* **Description of the task**
Restate each of the lines given below, word for word.

Extracts from a graphics dataset
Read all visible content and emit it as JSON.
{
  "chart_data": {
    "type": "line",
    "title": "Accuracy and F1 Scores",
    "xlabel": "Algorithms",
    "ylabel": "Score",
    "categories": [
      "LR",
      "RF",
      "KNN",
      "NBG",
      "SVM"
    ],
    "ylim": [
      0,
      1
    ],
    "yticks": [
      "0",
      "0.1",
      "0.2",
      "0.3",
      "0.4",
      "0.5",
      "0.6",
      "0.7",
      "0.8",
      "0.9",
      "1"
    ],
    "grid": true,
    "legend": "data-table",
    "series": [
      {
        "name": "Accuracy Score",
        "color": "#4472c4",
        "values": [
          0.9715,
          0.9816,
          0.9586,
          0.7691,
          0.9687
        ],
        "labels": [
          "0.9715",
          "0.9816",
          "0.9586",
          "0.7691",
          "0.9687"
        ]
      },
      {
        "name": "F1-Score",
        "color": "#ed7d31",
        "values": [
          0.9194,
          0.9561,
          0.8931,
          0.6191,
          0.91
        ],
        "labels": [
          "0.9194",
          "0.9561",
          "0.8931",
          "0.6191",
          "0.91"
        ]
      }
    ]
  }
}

* **Response to the task**
Read all visible content and emit it as JSON.
{
  "chart_data": {
    "type": "line",
    "title": "Accuracy and F1 Scores",
    "xlabel": "Algorithms",
    "ylabel": "Score",
    "categories": [
      "LR",
      "RF",
      "KNN",
      "NBG",
      "SVM"
    ],
    "ylim": [
      0,
      1
    ],
    "yticks": [
      "0",
      "0.1",
      "0.2",
      "0.3",
      "0.4",
      "0.5",
      "0.6",
      "0.7",
      "0.8",
      "0.9",
      "1"
    ],
    "grid": true,
    "legend": "data-table",
    "series": [
      {
        "name": "Accuracy Score",
        "color": "#4472c4",
        "values": [
          0.9715,
          0.9816,
          0.9586,
          0.7691,
          0.9687
        ],
        "labels": [
          "0.9715",
          "0.9816",
          "0.9586",
          "0.7691",
          "0.9687"
        ]
      },
      {
        "name": "F1-Score",
        "color": "#ed7d31",
        "values": [
          0.9194,
          0.9561,
          0.8931,
          0.6191,
          0.91
        ],
        "labels": [
          "0.9194",
          "0.9561",
          "0.8931",
          "0.6191",
          "0.91"
        ]
      }
    ]
  }
}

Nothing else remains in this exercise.